DATA PROVIDED:

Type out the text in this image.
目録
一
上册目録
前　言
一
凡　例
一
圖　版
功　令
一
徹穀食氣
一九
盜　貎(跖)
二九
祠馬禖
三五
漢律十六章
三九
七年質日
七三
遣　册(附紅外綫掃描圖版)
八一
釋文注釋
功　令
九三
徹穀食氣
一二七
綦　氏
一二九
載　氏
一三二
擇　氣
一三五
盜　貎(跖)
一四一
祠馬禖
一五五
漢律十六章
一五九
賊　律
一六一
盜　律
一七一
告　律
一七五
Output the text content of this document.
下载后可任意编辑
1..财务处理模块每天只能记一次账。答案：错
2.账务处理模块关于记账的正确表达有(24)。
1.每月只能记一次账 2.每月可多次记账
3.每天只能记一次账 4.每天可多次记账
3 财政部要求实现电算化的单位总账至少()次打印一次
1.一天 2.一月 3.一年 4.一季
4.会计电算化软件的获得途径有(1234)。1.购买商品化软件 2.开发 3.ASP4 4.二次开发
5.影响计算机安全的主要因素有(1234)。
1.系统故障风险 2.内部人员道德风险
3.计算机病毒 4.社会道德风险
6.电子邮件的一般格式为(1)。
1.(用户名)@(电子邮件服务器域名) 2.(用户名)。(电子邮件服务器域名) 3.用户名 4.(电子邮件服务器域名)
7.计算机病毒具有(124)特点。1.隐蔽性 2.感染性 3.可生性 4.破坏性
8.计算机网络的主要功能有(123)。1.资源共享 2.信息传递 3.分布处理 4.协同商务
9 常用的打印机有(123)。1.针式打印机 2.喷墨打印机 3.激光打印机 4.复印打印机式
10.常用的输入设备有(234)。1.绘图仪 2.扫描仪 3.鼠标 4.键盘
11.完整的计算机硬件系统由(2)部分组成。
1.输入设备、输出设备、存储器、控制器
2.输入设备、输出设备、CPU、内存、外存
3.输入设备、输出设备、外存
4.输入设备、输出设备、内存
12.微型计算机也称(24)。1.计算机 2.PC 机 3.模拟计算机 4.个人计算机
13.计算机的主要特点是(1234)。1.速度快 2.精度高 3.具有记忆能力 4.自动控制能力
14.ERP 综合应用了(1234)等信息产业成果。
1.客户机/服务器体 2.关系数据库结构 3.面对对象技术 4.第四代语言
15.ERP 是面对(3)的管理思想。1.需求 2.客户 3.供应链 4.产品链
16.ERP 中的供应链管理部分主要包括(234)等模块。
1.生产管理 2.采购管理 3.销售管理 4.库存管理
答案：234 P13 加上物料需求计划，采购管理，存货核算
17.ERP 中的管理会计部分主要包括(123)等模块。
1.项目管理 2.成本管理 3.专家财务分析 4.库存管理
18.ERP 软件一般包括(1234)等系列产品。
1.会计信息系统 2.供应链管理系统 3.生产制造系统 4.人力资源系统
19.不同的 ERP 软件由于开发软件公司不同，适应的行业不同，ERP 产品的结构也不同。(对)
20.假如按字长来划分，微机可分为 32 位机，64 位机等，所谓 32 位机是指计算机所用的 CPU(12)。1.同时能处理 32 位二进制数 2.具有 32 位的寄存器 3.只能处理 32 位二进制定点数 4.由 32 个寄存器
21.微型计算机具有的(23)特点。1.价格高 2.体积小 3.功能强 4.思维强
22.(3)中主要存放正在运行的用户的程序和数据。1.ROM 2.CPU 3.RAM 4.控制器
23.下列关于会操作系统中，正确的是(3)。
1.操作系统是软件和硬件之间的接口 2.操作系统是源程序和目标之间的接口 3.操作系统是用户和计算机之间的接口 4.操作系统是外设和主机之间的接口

EXERCISE TASK: Search the listing above for the string "采购管理". Copy every line that contains it.

WRITTEN RESPONSE:
1.生产管理 2.采购管理 3.销售管理 4.库存管理
答案：234 P13 加上物料需求计划，采购管理，存货核算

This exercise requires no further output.